Supplied material>
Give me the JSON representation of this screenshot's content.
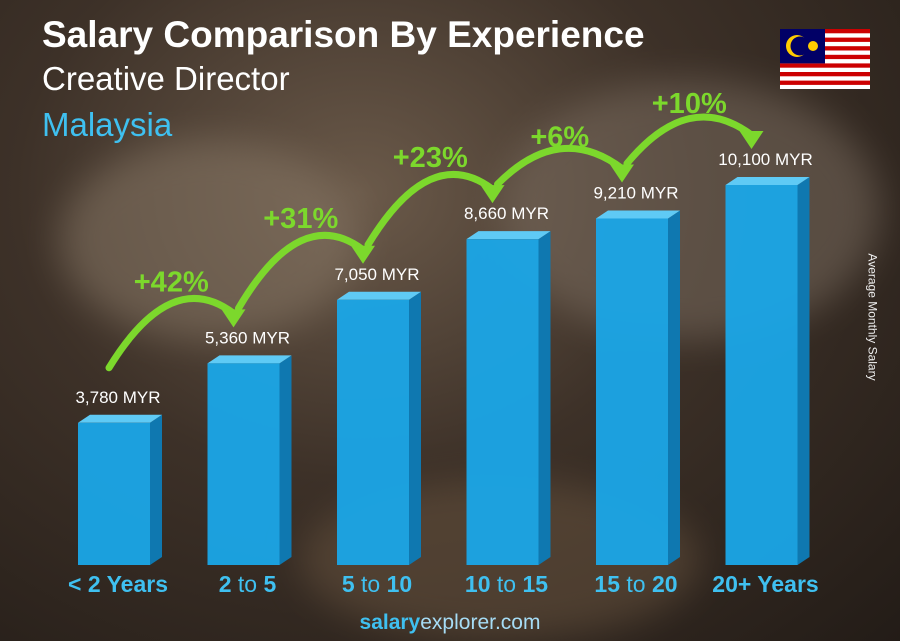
{
  "header": {
    "title": "Salary Comparison By Experience",
    "subtitle": "Creative Director",
    "country": "Malaysia"
  },
  "footer": {
    "brand_bold": "salary",
    "brand_rest": "explorer.com"
  },
  "colors": {
    "bar_front": "#1aa7e8",
    "bar_side": "#0f78b0",
    "bar_top": "#5fcaf5",
    "arrow": "#7cd82c",
    "category_text": "#3fc0f0"
  },
  "chart_data": {
    "type": "bar",
    "title": "Salary Comparison By Experience",
    "ylabel": "Average Monthly Salary",
    "categories": [
      "< 2 Years",
      "2 to 5",
      "5 to 10",
      "10 to 15",
      "15 to 20",
      "20+ Years"
    ],
    "values": [
      3780,
      5360,
      7050,
      8660,
      9210,
      10100
    ],
    "value_labels": [
      "3,780 MYR",
      "5,360 MYR",
      "7,050 MYR",
      "8,660 MYR",
      "9,210 MYR",
      "10,100 MYR"
    ],
    "unit": "MYR",
    "changes": [
      "+42%",
      "+31%",
      "+23%",
      "+6%",
      "+10%"
    ],
    "ylim": [
      0,
      10100
    ]
  }
}
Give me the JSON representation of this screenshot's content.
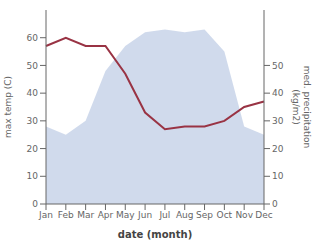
{
  "chart_data": {
    "type": "line",
    "xlabel": "date (month)",
    "ylabel": "max temp (C)",
    "y2label": "med. precipitation\n(kg/m2)",
    "categories": [
      "Jan",
      "Feb",
      "Mar",
      "Apr",
      "May",
      "Jun",
      "Jul",
      "Aug",
      "Sep",
      "Oct",
      "Nov",
      "Dec"
    ],
    "series": [
      {
        "type": "line",
        "color": "#993344",
        "axis": "y",
        "values": [
          57,
          60,
          57,
          57,
          47,
          33,
          27,
          28,
          28,
          30,
          35,
          37
        ]
      },
      {
        "type": "area",
        "color": "#aabbdd",
        "axis": "y2",
        "values": [
          28,
          25,
          30,
          48,
          57,
          62,
          63,
          62,
          63,
          55,
          28,
          25
        ]
      }
    ],
    "ylim": [
      0,
      70
    ],
    "yticks": [
      0,
      10,
      20,
      30,
      40,
      50,
      60
    ],
    "y2lim": [
      0,
      70
    ],
    "y2ticks": [
      0,
      10,
      20,
      30,
      40,
      50
    ],
    "grid": false
  }
}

Task goal>
Make an exact reproduction of the listing above, without any pictures.

Result>
Give me the JSON representation of this screenshot's content.
{
  "header": {
    "title": "Salary Comparison By Experience",
    "subtitle": "Creative Director",
    "country": "Malaysia"
  },
  "footer": {
    "brand_bold": "salary",
    "brand_rest": "explorer.com"
  },
  "colors": {
    "bar_front": "#1aa7e8",
    "bar_side": "#0f78b0",
    "bar_top": "#5fcaf5",
    "arrow": "#7cd82c",
    "category_text": "#3fc0f0"
  },
  "chart_data": {
    "type": "bar",
    "title": "Salary Comparison By Experience",
    "ylabel": "Average Monthly Salary",
    "categories": [
      "< 2 Years",
      "2 to 5",
      "5 to 10",
      "10 to 15",
      "15 to 20",
      "20+ Years"
    ],
    "values": [
      3780,
      5360,
      7050,
      8660,
      9210,
      10100
    ],
    "value_labels": [
      "3,780 MYR",
      "5,360 MYR",
      "7,050 MYR",
      "8,660 MYR",
      "9,210 MYR",
      "10,100 MYR"
    ],
    "unit": "MYR",
    "changes": [
      "+42%",
      "+31%",
      "+23%",
      "+6%",
      "+10%"
    ],
    "ylim": [
      0,
      10100
    ]
  }
}
Give me the JSON representation of this screenshot's content.
{
  "chart_data": {
    "type": "line",
    "xlabel": "date (month)",
    "ylabel": "max temp (C)",
    "y2label": "med. precipitation\n(kg/m2)",
    "categories": [
      "Jan",
      "Feb",
      "Mar",
      "Apr",
      "May",
      "Jun",
      "Jul",
      "Aug",
      "Sep",
      "Oct",
      "Nov",
      "Dec"
    ],
    "series": [
      {
        "type": "line",
        "color": "#993344",
        "axis": "y",
        "values": [
          57,
          60,
          57,
          57,
          47,
          33,
          27,
          28,
          28,
          30,
          35,
          37
        ]
      },
      {
        "type": "area",
        "color": "#aabbdd",
        "axis": "y2",
        "values": [
          28,
          25,
          30,
          48,
          57,
          62,
          63,
          62,
          63,
          55,
          28,
          25
        ]
      }
    ],
    "ylim": [
      0,
      70
    ],
    "yticks": [
      0,
      10,
      20,
      30,
      40,
      50,
      60
    ],
    "y2lim": [
      0,
      70
    ],
    "y2ticks": [
      0,
      10,
      20,
      30,
      40,
      50
    ],
    "grid": false
  }
}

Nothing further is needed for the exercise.